Prompt:
Keep the pictures out of the copy and print all the entries below exactly.

Given records:
::::
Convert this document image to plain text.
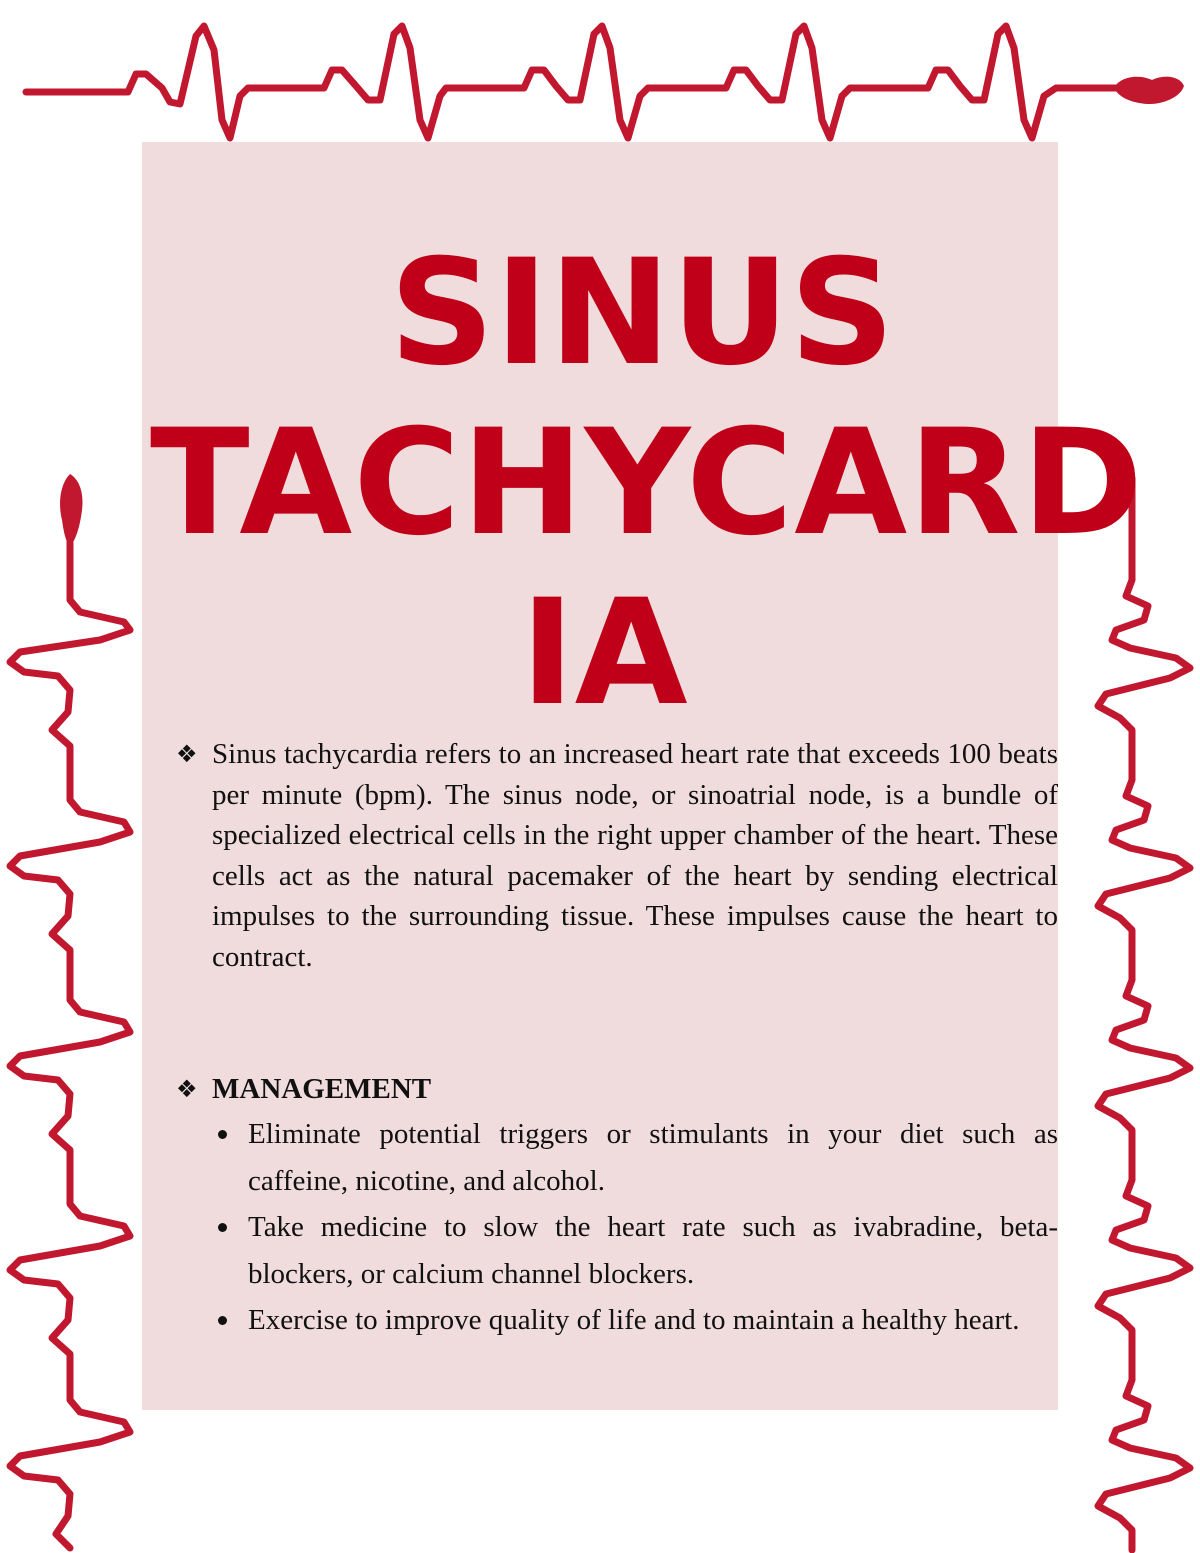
SINUS
TACHYCARD
IA
❖ Sinus tachycardia refers to an increased heart rate that exceeds 100 beats per minute (bpm). The sinus node, or sinoatrial node, is a bundle of specialized electrical cells in the right upper chamber of the heart. These cells act as the natural pacemaker of the heart by sending electrical impulses to the surrounding tissue. These impulses cause the heart to contract.

❖ MANAGEMENT

Eliminate potential triggers or stimulants in your diet such as caffeine, nicotine, and alcohol.
Take medicine to slow the heart rate such as ivabradine, beta-blockers, or calcium channel blockers.
Exercise to improve quality of life and to maintain a healthy heart.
::::
Reply:
Convert this document image to plain text.
SINUS
TACHYCARD
IA
❖ Sinus tachycardia refers to an increased heart rate that exceeds 100 beats per minute (bpm). The sinus node, or sinoatrial node, is a bundle of specialized electrical cells in the right upper chamber of the heart. These cells act as the natural pacemaker of the heart by sending electrical impulses to the surrounding tissue. These impulses cause the heart to contract.

❖ MANAGEMENT

Eliminate potential triggers or stimulants in your diet such as caffeine, nicotine, and alcohol.
Take medicine to slow the heart rate such as ivabradine, beta-blockers, or calcium channel blockers.
Exercise to improve quality of life and to maintain a healthy heart.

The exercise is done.